***** Data to process

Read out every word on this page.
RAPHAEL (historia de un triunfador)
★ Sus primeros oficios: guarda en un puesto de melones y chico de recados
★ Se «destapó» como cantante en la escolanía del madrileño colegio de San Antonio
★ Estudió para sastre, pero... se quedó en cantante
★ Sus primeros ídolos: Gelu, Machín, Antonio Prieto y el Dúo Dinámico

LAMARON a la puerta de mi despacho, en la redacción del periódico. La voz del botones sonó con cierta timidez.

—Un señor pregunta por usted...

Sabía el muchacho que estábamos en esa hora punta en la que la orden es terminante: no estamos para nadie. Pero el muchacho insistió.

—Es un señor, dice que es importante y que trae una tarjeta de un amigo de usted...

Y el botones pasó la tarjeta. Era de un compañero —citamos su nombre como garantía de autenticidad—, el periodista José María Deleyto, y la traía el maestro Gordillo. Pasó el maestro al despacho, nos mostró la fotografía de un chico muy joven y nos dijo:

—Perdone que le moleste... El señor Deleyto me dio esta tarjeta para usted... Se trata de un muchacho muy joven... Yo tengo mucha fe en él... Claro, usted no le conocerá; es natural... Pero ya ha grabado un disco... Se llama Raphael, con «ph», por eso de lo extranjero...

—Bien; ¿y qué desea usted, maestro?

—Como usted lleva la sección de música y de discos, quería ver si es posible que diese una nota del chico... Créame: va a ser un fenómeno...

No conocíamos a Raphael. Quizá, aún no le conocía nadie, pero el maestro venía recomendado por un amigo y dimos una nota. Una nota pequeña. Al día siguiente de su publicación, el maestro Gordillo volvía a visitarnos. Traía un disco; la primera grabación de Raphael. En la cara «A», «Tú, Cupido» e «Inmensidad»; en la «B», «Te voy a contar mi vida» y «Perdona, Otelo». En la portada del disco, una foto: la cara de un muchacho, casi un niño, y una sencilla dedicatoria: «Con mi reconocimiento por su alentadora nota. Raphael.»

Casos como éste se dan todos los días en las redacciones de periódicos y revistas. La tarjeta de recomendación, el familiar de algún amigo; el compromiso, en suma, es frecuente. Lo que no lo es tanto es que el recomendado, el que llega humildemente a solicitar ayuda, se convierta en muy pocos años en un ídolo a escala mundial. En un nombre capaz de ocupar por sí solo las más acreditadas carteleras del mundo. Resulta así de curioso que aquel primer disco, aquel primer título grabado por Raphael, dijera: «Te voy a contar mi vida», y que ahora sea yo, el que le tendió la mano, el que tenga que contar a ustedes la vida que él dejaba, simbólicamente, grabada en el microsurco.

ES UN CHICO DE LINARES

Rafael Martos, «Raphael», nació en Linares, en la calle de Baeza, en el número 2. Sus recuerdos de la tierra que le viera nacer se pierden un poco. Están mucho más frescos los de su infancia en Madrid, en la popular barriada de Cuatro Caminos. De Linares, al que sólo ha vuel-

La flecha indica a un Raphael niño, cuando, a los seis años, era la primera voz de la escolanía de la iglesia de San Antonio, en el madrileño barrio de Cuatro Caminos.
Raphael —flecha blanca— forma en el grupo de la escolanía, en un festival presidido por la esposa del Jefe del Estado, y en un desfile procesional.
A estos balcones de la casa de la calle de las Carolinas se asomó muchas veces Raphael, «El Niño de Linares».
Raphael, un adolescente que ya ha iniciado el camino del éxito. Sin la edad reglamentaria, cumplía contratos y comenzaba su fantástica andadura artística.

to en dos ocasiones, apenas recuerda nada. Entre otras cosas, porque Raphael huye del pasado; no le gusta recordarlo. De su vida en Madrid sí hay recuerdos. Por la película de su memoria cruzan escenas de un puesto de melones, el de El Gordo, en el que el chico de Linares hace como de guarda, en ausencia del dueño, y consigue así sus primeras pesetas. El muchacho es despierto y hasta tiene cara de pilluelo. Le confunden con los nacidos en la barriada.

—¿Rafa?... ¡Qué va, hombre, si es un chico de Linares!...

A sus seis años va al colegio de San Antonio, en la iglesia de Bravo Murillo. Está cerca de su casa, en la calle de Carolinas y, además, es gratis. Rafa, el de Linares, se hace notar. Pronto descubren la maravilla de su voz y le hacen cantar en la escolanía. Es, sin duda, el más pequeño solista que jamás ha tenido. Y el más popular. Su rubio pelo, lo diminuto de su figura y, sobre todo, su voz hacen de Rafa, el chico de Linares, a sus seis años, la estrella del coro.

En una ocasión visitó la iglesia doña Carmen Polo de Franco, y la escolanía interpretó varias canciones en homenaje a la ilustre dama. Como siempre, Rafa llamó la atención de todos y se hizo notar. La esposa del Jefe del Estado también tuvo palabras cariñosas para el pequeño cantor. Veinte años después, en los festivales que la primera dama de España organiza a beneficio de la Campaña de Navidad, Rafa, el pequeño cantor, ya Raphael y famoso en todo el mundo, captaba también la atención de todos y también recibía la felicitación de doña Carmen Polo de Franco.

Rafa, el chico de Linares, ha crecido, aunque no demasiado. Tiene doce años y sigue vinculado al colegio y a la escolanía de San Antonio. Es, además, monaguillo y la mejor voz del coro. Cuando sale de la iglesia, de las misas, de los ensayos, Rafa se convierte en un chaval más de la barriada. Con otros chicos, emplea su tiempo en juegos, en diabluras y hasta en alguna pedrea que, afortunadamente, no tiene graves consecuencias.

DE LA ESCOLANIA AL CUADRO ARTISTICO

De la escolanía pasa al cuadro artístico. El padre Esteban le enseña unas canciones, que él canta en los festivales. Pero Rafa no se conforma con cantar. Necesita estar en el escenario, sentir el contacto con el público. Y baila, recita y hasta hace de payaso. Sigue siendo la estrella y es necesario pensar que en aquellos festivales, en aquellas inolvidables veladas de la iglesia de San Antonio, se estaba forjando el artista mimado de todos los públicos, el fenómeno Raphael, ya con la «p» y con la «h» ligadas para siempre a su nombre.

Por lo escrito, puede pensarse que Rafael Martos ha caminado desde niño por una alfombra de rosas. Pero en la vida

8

**********

Show all lines above holding "esposa".

Answer to the problem:
Raphael —flecha blanca— forma en el grupo de la escolanía, en un festival presidido por la esposa del Jefe del Estado, y en un desfile procesional.
En una ocasión visitó la iglesia doña Carmen Polo de Franco, y la escolanía interpretó varias canciones en homenaje a la ilustre dama. Como siempre, Rafa llamó la atención de todos y se hizo notar. La esposa del Jefe del Estado también tuvo palabras cariñosas para el pequeño cantor. Veinte años después, en los festivales que la primera dama de España organiza a beneficio de la Campaña de Navidad, Rafa, el pequeño cantor, ya Raphael y famoso en todo el mundo, captaba también la atención de todos y también recibía la felicitación de doña Carmen Polo de Franco.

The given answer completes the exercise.